**What is needed**
Output the entries verbatim, including every line.

**Data section**
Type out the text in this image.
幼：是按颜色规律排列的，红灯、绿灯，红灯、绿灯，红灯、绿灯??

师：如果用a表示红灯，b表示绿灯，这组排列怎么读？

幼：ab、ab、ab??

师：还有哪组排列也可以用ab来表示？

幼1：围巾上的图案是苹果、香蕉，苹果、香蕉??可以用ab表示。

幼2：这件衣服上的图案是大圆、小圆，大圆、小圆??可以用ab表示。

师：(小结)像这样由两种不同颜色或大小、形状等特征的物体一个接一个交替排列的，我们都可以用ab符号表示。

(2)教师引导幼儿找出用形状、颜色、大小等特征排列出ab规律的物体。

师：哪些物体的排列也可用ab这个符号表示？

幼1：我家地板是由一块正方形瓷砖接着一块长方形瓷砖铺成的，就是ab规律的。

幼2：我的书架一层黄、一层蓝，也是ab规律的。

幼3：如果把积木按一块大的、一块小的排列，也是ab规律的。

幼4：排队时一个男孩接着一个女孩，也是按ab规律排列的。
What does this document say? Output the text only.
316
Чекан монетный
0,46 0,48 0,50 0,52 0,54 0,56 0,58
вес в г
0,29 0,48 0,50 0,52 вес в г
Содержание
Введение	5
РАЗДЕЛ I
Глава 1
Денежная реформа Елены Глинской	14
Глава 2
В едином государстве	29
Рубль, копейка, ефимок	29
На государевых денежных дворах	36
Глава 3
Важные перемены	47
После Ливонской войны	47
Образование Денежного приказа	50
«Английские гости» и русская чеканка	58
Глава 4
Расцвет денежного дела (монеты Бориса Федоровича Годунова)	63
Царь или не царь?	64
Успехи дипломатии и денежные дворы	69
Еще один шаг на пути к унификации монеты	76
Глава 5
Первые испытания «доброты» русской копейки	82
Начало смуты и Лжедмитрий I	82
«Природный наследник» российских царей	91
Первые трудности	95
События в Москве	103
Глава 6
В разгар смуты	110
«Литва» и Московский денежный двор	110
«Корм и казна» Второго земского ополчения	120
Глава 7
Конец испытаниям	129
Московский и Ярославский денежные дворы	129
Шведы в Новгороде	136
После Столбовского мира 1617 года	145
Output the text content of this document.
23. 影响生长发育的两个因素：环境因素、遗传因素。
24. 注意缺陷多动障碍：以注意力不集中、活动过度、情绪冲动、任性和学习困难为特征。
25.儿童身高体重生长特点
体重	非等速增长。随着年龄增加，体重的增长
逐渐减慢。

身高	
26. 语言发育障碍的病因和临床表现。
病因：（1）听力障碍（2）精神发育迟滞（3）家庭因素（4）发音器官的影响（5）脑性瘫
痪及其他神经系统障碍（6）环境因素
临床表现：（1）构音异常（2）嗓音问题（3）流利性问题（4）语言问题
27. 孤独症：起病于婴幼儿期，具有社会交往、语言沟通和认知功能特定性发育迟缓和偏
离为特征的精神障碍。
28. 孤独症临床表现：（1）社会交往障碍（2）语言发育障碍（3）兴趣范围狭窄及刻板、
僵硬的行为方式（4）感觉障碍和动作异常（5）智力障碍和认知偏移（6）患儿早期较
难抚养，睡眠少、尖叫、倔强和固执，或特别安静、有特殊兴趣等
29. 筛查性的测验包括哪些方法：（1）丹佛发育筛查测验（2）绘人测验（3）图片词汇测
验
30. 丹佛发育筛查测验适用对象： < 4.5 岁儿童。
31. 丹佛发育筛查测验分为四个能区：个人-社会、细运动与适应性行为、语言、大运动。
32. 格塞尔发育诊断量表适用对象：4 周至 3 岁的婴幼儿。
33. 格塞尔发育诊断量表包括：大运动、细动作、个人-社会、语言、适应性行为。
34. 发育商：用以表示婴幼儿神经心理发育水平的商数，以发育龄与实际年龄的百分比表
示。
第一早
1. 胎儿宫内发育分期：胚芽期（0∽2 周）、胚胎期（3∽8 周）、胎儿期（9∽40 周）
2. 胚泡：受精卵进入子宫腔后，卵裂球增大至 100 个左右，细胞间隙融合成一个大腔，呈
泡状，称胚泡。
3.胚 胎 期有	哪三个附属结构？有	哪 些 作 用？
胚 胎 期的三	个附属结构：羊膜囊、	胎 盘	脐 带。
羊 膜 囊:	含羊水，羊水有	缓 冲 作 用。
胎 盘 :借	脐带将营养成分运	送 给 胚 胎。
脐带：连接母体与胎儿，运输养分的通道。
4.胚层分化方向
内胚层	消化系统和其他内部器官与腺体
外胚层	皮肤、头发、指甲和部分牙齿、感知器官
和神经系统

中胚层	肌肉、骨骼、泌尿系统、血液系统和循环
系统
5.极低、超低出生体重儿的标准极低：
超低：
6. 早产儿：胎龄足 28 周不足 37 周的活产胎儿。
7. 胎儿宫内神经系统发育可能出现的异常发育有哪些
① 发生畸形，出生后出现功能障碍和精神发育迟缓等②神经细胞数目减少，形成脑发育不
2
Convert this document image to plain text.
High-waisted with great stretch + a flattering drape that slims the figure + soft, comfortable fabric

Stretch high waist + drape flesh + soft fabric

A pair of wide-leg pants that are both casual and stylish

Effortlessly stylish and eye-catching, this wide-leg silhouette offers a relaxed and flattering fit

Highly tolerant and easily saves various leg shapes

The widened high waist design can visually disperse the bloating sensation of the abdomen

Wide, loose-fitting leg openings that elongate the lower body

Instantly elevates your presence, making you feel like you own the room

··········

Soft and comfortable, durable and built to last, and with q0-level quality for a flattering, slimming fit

**Exercise output**
Type out the text in this image.
幼：是按颜色规律排列的，红灯、绿灯，红灯、绿灯，红灯、绿灯??

师：如果用a表示红灯，b表示绿灯，这组排列怎么读？

幼：ab、ab、ab??

师：还有哪组排列也可以用ab来表示？

幼1：围巾上的图案是苹果、香蕉，苹果、香蕉??可以用ab表示。

幼2：这件衣服上的图案是大圆、小圆，大圆、小圆??可以用ab表示。

师：(小结)像这样由两种不同颜色或大小、形状等特征的物体一个接一个交替排列的，我们都可以用ab符号表示。

(2)教师引导幼儿找出用形状、颜色、大小等特征排列出ab规律的物体。

师：哪些物体的排列也可用ab这个符号表示？

幼1：我家地板是由一块正方形瓷砖接着一块长方形瓷砖铺成的，就是ab规律的。

幼2：我的书架一层黄、一层蓝，也是ab规律的。

幼3：如果把积木按一块大的、一块小的排列，也是ab规律的。

幼4：排队时一个男孩接着一个女孩，也是按ab规律排列的。
What does this document say? Output the text only.
316
Чекан монетный
0,46 0,48 0,50 0,52 0,54 0,56 0,58
вес в г
0,29 0,48 0,50 0,52 вес в г
Содержание
Введение	5
РАЗДЕЛ I
Глава 1
Денежная реформа Елены Глинской	14
Глава 2
В едином государстве	29
Рубль, копейка, ефимок	29
На государевых денежных дворах	36
Глава 3
Важные перемены	47
После Ливонской войны	47
Образование Денежного приказа	50
«Английские гости» и русская чеканка	58
Глава 4
Расцвет денежного дела (монеты Бориса Федоровича Годунова)	63
Царь или не царь?	64
Успехи дипломатии и денежные дворы	69
Еще один шаг на пути к унификации монеты	76
Глава 5
Первые испытания «доброты» русской копейки	82
Начало смуты и Лжедмитрий I	82
«Природный наследник» российских царей	91
Первые трудности	95
События в Москве	103
Глава 6
В разгар смуты	110
«Литва» и Московский денежный двор	110
«Корм и казна» Второго земского ополчения	120
Глава 7
Конец испытаниям	129
Московский и Ярославский денежные дворы	129
Шведы в Новгороде	136
После Столбовского мира 1617 года	145
Output the text content of this document.
23. 影响生长发育的两个因素：环境因素、遗传因素。
24. 注意缺陷多动障碍：以注意力不集中、活动过度、情绪冲动、任性和学习困难为特征。
25.儿童身高体重生长特点
体重	非等速增长。随着年龄增加，体重的增长
逐渐减慢。

身高	
26. 语言发育障碍的病因和临床表现。
病因：（1）听力障碍（2）精神发育迟滞（3）家庭因素（4）发音器官的影响（5）脑性瘫
痪及其他神经系统障碍（6）环境因素
临床表现：（1）构音异常（2）嗓音问题（3）流利性问题（4）语言问题
27. 孤独症：起病于婴幼儿期，具有社会交往、语言沟通和认知功能特定性发育迟缓和偏
离为特征的精神障碍。
28. 孤独症临床表现：（1）社会交往障碍（2）语言发育障碍（3）兴趣范围狭窄及刻板、
僵硬的行为方式（4）感觉障碍和动作异常（5）智力障碍和认知偏移（6）患儿早期较
难抚养，睡眠少、尖叫、倔强和固执，或特别安静、有特殊兴趣等
29. 筛查性的测验包括哪些方法：（1）丹佛发育筛查测验（2）绘人测验（3）图片词汇测
验
30. 丹佛发育筛查测验适用对象： < 4.5 岁儿童。
31. 丹佛发育筛查测验分为四个能区：个人-社会、细运动与适应性行为、语言、大运动。
32. 格塞尔发育诊断量表适用对象：4 周至 3 岁的婴幼儿。
33. 格塞尔发育诊断量表包括：大运动、细动作、个人-社会、语言、适应性行为。
34. 发育商：用以表示婴幼儿神经心理发育水平的商数，以发育龄与实际年龄的百分比表
示。
第一早
1. 胎儿宫内发育分期：胚芽期（0∽2 周）、胚胎期（3∽8 周）、胎儿期（9∽40 周）
2. 胚泡：受精卵进入子宫腔后，卵裂球增大至 100 个左右，细胞间隙融合成一个大腔，呈
泡状，称胚泡。
3.胚 胎 期有	哪三个附属结构？有	哪 些 作 用？
胚 胎 期的三	个附属结构：羊膜囊、	胎 盘	脐 带。
羊 膜 囊:	含羊水，羊水有	缓 冲 作 用。
胎 盘 :借	脐带将营养成分运	送 给 胚 胎。
脐带：连接母体与胎儿，运输养分的通道。
4.胚层分化方向
内胚层	消化系统和其他内部器官与腺体
外胚层	皮肤、头发、指甲和部分牙齿、感知器官
和神经系统

中胚层	肌肉、骨骼、泌尿系统、血液系统和循环
系统
5.极低、超低出生体重儿的标准极低：
超低：
6. 早产儿：胎龄足 28 周不足 37 周的活产胎儿。
7. 胎儿宫内神经系统发育可能出现的异常发育有哪些
① 发生畸形，出生后出现功能障碍和精神发育迟缓等②神经细胞数目减少，形成脑发育不
2
Convert this document image to plain text.
High-waisted with great stretch + a flattering drape that slims the figure + soft, comfortable fabric

Stretch high waist + drape flesh + soft fabric

A pair of wide-leg pants that are both casual and stylish

Effortlessly stylish and eye-catching, this wide-leg silhouette offers a relaxed and flattering fit

Highly tolerant and easily saves various leg shapes

The widened high waist design can visually disperse the bloating sensation of the abdomen

Wide, loose-fitting leg openings that elongate the lower body

Instantly elevates your presence, making you feel like you own the room

··········

Soft and comfortable, durable and built to last, and with q0-level quality for a flattering, slimming fit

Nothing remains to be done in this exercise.